(Your goal)
In the text on the plant genus Symplocos, explain what the regions in the distribution list are based on, in one to three sentences.

[Text block — start]

Genus of flowering plants

Symplocos is a genus of flowering plants in the order Ericales, and is the only genus in family Symplocaceae. It comprises about 400 species distributed through tropical and subtropical Asia, Australia, the western Pacific and the Americas.

==Description==
Species in this family are shrubs or trees; they may be , or . Leaves are mostly spirally arranged and are simple with entire or toothed margins; stipules are absent, petioles present, venation pinnate. Inflorescences take various forms, mostly a raceme, spike, panicle, or a solitary flower. Fruits are single-seeded drupes, often blue.

==Distribution==
Symplocos is native to the following regions as defined in the World Geographical Scheme for Recording Plant Distributions:

- Indian Subcontinent: Assam, Bangladesh, East Himalaya, India, Nepal, Sri Lanka, West Himalaya
- China: China North-Central, China South-Central, China Southeast, Hainan, Inner Mongolia, Manchuria, Tibet
- Eastern Asia: Japan, Korea, Nansei-shoto, Ogasawara-shoto, Taiwan
- Indo-China: Andaman Is., Cambodia, Laos, Myanmar, Nicobar Is., Thailand, Vietnam
- Malesia: Borneo, Jawa, Lesser Sunda Is., Malaya, Maluku, Philippines, Sulawesi, Sumatera
- Papuasia: Bismarck Archipelago, New Guinea, Solomon Is.

[Text block — finish]
[Extracted data — start]

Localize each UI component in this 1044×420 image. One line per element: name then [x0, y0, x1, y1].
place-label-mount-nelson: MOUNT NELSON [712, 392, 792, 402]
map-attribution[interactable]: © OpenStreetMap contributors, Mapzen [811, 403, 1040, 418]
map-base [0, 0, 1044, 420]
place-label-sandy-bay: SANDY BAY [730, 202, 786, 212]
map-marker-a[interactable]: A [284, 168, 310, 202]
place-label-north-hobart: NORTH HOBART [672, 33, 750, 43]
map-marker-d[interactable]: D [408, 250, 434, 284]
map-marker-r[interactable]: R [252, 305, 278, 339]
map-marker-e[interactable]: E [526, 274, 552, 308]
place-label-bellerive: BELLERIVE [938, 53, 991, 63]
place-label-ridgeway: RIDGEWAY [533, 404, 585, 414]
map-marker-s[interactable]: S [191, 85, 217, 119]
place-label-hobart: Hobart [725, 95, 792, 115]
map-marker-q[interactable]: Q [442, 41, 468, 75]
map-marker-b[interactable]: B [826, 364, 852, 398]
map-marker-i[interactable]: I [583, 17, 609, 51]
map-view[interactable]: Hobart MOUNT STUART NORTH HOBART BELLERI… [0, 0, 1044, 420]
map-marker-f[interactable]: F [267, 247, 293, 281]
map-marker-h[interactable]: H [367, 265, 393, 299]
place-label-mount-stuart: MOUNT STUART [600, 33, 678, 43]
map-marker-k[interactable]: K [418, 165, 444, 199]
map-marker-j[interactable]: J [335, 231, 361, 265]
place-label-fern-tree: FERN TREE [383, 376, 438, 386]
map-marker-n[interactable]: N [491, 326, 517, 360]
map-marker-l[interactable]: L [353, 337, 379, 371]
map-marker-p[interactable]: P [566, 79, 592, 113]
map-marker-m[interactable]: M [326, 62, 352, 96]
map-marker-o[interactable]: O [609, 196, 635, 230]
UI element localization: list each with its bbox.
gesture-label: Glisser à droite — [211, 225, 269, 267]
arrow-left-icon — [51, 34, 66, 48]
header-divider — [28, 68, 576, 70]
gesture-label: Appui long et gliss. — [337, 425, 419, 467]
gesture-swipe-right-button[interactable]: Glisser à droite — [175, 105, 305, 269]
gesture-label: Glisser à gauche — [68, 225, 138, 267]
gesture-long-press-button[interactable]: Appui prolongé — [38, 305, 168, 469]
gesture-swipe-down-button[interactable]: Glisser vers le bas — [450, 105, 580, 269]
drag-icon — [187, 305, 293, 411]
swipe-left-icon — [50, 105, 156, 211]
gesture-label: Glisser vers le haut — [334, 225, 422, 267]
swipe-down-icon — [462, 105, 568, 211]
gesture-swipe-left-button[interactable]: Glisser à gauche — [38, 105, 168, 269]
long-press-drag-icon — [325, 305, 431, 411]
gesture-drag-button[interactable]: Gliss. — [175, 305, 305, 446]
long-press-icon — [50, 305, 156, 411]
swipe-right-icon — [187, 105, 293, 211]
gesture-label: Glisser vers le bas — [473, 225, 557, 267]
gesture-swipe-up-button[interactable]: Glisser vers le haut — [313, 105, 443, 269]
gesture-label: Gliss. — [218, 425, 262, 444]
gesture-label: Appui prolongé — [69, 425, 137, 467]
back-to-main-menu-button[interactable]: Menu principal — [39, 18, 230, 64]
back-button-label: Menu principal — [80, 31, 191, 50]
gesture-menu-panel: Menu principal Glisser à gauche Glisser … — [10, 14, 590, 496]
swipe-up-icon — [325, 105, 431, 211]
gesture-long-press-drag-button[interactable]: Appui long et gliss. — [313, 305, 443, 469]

[Extracted data — finish]

(Problem solution)
The regions follow the World Geographical Scheme for Recording Plant Distributions. The text states that Symplocos is native to the listed regions "as defined in" that scheme, so they are named and grouped by its definitions.